• Given request
In the material below, list every line carrying the string "with".

[start of Provided information]

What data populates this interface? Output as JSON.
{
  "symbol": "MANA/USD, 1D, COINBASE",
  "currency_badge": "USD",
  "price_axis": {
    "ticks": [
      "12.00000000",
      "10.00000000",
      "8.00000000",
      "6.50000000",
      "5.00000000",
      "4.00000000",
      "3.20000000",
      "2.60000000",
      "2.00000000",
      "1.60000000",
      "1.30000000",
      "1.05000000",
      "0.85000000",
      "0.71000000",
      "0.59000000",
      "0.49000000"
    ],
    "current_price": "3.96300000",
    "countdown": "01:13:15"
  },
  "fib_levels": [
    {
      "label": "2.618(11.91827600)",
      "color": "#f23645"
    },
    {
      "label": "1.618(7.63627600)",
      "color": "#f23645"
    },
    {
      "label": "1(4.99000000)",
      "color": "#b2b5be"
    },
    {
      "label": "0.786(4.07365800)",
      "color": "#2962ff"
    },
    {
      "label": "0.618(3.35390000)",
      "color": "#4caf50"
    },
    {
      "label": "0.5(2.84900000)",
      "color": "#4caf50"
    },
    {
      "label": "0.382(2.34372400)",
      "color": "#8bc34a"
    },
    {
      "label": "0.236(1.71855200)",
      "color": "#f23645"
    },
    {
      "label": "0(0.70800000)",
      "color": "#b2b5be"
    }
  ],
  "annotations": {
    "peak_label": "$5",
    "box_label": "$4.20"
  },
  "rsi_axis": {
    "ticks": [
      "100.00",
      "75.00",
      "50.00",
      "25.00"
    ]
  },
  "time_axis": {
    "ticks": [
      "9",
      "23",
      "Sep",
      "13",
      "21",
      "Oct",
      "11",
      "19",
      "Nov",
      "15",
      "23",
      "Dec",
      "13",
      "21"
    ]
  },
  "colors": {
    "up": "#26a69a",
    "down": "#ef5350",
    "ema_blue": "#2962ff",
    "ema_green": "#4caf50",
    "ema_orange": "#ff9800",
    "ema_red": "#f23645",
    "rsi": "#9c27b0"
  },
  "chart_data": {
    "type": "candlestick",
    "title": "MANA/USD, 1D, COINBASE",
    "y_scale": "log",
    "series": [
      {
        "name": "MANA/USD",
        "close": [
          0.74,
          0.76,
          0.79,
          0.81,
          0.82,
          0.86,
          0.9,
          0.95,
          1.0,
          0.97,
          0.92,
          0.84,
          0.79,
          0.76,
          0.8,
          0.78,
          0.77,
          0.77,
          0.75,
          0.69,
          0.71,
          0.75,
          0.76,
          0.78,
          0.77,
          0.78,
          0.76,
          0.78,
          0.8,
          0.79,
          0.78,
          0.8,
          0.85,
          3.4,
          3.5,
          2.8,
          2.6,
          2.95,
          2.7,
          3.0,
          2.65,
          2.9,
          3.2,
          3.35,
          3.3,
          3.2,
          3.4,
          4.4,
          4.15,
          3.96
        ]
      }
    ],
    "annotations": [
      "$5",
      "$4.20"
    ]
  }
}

[end of Provided information]
[start of Provided information]

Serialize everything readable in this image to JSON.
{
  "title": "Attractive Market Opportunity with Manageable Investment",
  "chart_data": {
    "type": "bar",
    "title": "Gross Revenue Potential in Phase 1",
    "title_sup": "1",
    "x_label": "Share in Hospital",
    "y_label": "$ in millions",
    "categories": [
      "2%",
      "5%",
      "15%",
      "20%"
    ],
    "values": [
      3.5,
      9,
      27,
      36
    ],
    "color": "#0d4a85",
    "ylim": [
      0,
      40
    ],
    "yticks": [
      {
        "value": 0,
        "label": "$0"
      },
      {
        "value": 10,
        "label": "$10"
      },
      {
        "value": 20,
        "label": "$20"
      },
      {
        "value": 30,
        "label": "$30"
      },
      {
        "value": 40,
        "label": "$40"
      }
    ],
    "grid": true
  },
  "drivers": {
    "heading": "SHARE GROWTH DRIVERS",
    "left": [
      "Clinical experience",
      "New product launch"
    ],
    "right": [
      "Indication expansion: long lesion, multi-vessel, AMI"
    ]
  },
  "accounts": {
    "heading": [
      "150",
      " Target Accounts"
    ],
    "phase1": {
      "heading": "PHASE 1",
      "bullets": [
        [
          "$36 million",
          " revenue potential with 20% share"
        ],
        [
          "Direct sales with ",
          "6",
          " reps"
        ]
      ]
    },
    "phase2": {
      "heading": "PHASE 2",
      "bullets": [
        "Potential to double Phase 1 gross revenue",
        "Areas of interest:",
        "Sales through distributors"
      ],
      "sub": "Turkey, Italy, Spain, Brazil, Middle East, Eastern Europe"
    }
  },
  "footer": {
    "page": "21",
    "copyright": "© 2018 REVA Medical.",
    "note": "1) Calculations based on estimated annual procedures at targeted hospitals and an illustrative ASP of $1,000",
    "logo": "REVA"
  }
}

[end of Provided information]
[start of Provided information]

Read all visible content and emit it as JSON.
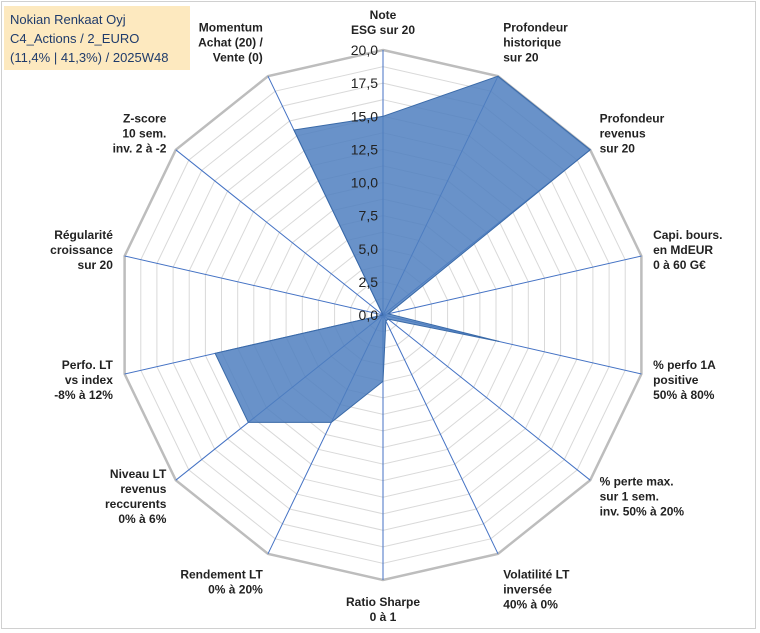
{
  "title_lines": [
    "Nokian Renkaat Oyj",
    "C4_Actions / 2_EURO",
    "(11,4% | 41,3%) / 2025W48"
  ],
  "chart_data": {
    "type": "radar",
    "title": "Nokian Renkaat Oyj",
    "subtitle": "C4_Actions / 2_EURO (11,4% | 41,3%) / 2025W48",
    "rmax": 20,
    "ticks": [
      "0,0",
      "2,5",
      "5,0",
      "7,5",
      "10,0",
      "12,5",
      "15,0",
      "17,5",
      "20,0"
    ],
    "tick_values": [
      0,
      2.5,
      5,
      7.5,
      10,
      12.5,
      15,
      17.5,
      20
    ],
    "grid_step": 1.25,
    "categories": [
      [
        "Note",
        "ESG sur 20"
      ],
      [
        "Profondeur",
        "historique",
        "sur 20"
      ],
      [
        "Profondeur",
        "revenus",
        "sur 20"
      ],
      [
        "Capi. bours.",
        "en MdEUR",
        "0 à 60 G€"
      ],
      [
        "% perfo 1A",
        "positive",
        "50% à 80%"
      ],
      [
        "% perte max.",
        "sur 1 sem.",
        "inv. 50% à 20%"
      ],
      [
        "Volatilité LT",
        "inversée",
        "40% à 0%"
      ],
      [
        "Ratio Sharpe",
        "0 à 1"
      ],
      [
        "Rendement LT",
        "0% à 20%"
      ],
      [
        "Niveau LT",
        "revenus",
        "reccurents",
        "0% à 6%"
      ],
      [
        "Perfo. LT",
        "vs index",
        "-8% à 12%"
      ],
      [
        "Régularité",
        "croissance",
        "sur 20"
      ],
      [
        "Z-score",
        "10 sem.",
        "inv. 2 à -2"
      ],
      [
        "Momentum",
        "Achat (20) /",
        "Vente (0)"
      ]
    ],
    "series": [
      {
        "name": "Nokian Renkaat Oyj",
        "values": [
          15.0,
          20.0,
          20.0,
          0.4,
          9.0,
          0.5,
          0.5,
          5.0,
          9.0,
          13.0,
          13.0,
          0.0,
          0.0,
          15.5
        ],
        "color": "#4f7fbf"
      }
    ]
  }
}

[end of Provided information]

• Completed exercise
  "title": "Attractive Market Opportunity with Manageable Investment",
          " revenue potential with 20% share"
          "Direct sales with ",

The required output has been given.